▶ _Exercise_: Render every entry exactly as it appears.

--- start Dataset records ---

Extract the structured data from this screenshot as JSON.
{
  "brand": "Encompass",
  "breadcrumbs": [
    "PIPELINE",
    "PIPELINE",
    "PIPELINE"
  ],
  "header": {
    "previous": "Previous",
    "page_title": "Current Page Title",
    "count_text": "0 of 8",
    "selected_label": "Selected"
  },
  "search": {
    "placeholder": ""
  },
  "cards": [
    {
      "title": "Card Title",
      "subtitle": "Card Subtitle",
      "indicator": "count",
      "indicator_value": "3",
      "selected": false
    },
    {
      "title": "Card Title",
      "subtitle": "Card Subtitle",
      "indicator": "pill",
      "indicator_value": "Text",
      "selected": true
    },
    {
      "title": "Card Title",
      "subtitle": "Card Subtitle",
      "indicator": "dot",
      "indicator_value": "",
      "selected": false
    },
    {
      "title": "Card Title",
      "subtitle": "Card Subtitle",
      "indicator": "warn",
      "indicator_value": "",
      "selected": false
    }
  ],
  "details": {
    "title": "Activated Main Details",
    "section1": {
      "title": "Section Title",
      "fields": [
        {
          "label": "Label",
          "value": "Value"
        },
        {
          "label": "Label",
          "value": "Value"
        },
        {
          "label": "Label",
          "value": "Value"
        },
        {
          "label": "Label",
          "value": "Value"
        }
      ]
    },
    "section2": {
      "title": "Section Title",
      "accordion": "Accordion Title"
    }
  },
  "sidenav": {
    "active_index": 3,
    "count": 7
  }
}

--- end Dataset records ---

▶ _Expected output_:
Extract the structured data from this screenshot as JSON.
{
  "brand": "Encompass",
  "breadcrumbs": [
    "PIPELINE",
    "PIPELINE",
    "PIPELINE"
  ],
  "header": {
    "previous": "Previous",
    "page_title": "Current Page Title",
    "count_text": "0 of 8",
    "selected_label": "Selected"
  },
  "search": {
    "placeholder": ""
  },
  "cards": [
    {
      "title": "Card Title",
      "subtitle": "Card Subtitle",
      "indicator": "count",
      "indicator_value": "3",
      "selected": false
    },
    {
      "title": "Card Title",
      "subtitle": "Card Subtitle",
      "indicator": "pill",
      "indicator_value": "Text",
      "selected": true
    },
    {
      "title": "Card Title",
      "subtitle": "Card Subtitle",
      "indicator": "dot",
      "indicator_value": "",
      "selected": false
    },
    {
      "title": "Card Title",
      "subtitle": "Card Subtitle",
      "indicator": "warn",
      "indicator_value": "",
      "selected": false
    }
  ],
  "details": {
    "title": "Activated Main Details",
    "section1": {
      "title": "Section Title",
      "fields": [
        {
          "label": "Label",
          "value": "Value"
        },
        {
          "label": "Label",
          "value": "Value"
        },
        {
          "label": "Label",
          "value": "Value"
        },
        {
          "label": "Label",
          "value": "Value"
        }
      ]
    },
    "section2": {
      "title": "Section Title",
      "accordion": "Accordion Title"
    }
  },
  "sidenav": {
    "active_index": 3,
    "count": 7
  }
}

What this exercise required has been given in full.